_JOB_:
State only how many lines contain the string "Kontroller".

_ _ _ _ _ _ _

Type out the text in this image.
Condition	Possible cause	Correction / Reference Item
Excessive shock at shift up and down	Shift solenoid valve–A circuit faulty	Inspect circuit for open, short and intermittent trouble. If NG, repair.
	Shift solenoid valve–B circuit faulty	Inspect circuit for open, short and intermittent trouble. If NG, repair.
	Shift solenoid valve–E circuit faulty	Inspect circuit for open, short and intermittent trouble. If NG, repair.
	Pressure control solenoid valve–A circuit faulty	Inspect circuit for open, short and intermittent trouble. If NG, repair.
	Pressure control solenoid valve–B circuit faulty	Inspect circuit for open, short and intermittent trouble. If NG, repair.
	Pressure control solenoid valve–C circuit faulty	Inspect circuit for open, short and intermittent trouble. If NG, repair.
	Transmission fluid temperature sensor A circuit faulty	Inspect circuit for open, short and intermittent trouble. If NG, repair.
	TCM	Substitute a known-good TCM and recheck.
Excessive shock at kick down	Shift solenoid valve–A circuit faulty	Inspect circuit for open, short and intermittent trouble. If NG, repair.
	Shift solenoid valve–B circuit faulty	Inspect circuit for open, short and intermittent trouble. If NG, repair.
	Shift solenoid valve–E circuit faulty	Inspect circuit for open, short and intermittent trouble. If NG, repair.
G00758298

_ _ _ _ _ _ _

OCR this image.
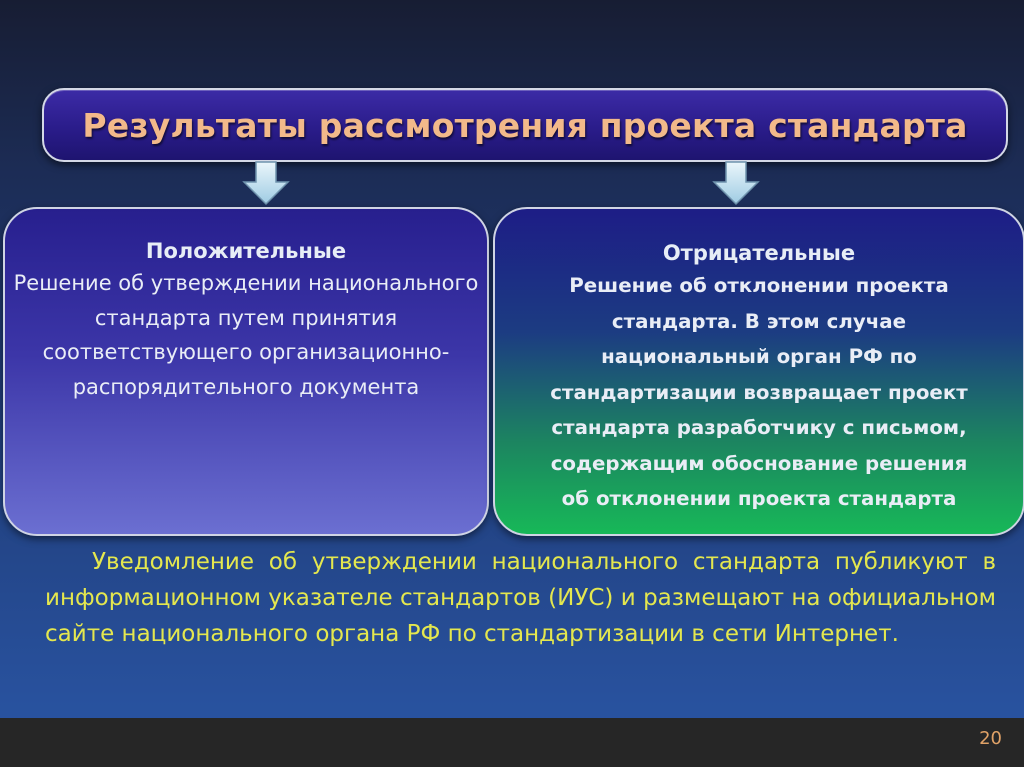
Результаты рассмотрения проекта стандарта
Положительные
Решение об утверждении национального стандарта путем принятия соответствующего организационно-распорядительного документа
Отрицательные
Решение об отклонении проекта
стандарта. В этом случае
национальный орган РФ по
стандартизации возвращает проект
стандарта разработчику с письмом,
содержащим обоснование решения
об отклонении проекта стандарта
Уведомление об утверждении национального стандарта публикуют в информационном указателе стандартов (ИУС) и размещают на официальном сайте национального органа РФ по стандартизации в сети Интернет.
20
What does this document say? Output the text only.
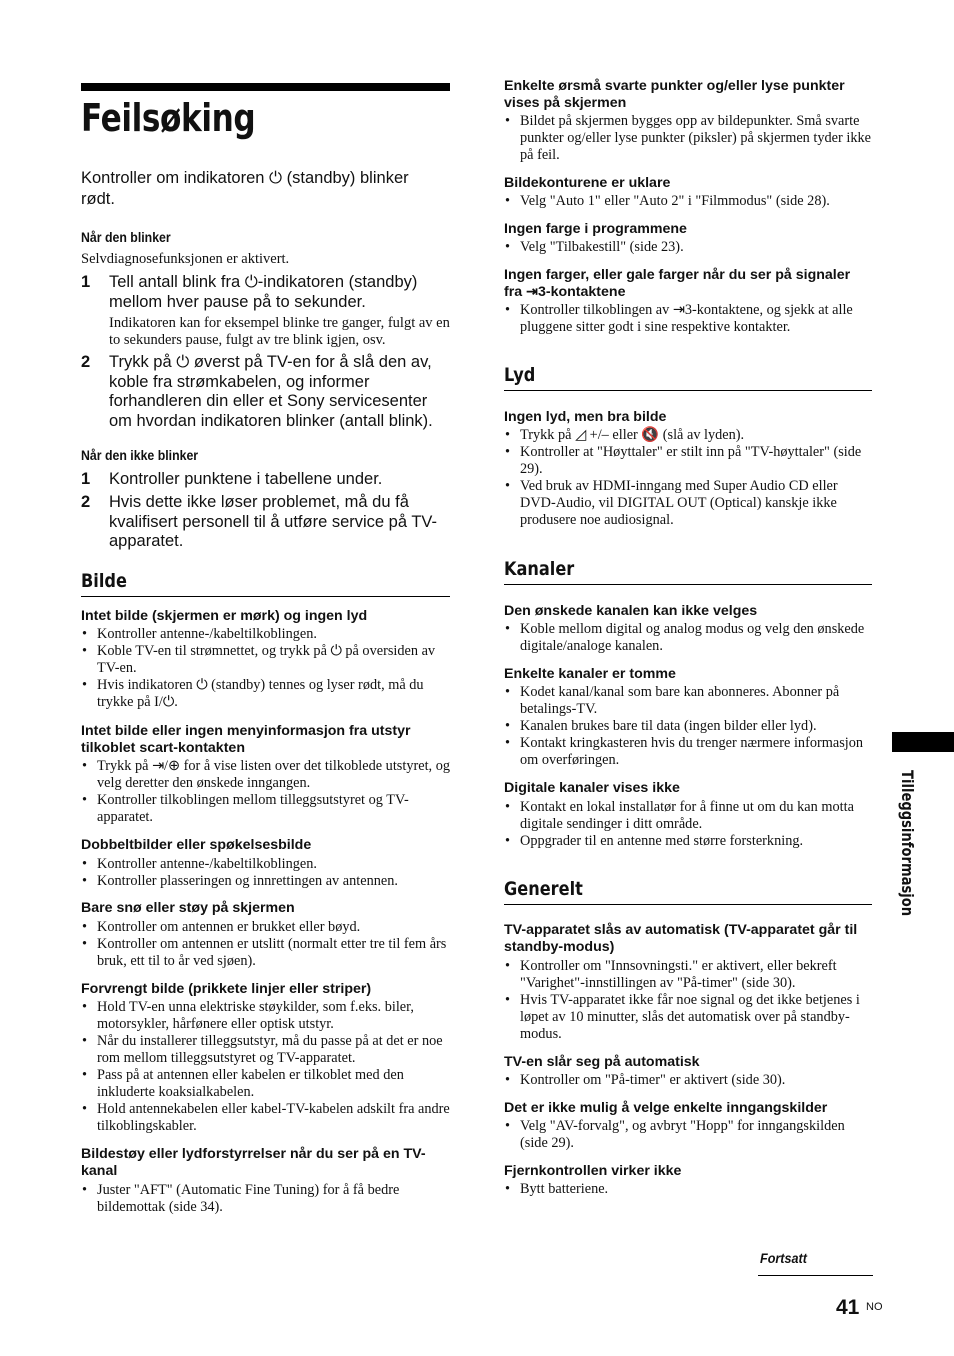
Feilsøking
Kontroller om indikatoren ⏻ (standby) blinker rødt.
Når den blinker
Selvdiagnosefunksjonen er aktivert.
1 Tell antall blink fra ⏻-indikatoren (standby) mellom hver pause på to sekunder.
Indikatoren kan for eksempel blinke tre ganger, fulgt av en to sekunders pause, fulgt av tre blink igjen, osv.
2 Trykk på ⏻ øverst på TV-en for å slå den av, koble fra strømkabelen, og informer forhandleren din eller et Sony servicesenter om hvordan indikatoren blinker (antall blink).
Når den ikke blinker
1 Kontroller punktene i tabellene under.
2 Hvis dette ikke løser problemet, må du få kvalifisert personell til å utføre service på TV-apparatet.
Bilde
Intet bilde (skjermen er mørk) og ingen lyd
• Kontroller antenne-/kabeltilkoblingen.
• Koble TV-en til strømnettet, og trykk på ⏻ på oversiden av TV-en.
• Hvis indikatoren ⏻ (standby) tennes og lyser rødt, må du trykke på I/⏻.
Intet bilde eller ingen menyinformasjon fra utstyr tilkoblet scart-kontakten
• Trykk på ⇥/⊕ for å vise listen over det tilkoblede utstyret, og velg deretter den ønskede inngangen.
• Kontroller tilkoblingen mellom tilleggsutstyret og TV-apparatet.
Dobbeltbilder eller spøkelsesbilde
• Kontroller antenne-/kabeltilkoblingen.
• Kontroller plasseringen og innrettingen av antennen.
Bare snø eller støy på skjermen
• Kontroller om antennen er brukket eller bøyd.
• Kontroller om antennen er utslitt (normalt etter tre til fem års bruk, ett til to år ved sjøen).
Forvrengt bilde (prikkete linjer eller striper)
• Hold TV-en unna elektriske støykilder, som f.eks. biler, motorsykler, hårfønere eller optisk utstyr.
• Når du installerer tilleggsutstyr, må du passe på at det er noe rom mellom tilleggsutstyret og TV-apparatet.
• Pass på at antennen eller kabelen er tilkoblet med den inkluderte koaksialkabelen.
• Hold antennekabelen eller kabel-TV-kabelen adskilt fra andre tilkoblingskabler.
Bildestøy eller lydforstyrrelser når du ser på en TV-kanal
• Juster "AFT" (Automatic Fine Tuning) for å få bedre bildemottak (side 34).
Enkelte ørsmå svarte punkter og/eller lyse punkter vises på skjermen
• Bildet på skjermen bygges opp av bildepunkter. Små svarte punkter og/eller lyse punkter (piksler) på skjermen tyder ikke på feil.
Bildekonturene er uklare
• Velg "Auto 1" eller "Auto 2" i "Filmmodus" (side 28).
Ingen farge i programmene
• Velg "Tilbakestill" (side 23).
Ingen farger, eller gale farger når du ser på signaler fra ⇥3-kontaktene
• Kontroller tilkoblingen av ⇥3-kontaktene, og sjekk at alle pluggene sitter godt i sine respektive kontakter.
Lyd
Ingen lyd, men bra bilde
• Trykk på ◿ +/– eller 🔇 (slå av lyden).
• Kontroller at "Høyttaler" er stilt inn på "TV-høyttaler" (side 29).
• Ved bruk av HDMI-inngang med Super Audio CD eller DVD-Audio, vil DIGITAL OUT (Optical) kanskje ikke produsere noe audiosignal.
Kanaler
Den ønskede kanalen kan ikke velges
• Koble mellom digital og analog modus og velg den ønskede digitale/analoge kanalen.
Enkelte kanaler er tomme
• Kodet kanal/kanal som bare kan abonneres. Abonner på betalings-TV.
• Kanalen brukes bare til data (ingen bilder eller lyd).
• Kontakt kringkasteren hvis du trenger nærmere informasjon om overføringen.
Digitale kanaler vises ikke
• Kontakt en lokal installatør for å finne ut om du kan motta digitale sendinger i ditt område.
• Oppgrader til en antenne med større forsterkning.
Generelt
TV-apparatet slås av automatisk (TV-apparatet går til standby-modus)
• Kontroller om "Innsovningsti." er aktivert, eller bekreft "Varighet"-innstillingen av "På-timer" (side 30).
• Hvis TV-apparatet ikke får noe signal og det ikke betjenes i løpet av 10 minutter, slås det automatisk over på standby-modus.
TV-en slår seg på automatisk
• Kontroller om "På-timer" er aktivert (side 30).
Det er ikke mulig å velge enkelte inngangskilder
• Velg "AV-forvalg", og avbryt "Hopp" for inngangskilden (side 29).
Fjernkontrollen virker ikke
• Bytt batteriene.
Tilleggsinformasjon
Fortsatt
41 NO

_ _ _ _ _ _ _

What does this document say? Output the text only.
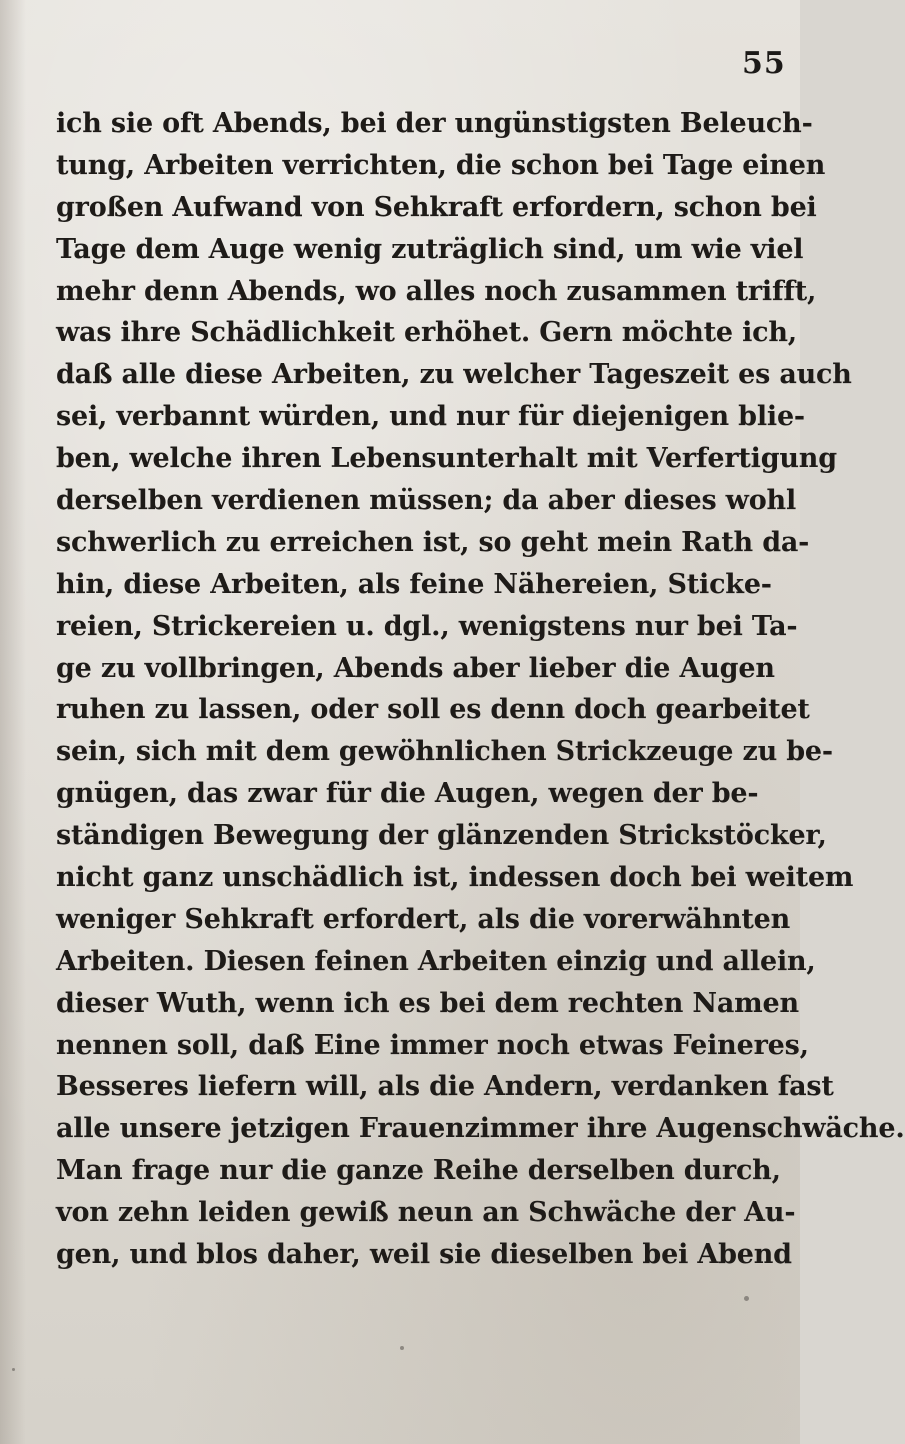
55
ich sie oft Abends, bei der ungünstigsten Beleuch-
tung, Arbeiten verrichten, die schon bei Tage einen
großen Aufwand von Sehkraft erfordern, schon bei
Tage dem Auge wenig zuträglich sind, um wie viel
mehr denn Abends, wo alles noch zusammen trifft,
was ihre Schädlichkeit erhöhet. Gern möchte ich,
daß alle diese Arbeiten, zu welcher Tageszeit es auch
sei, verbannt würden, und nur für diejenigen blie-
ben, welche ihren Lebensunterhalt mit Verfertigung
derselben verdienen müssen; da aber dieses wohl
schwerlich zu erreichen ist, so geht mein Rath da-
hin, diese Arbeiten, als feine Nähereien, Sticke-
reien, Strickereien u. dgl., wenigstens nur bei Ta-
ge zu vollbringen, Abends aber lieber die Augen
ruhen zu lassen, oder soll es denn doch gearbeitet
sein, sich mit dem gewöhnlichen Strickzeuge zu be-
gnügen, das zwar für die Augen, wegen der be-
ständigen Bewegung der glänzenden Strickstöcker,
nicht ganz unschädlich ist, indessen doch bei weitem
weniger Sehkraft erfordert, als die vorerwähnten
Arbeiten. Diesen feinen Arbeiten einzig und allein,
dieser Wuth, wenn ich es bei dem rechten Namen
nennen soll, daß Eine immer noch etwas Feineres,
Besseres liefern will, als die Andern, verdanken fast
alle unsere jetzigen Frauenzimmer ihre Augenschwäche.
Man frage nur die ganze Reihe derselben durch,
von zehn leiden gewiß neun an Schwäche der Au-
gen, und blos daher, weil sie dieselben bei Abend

_ _ _ _ _ _ _

_REPLY TO THE TASK_:
12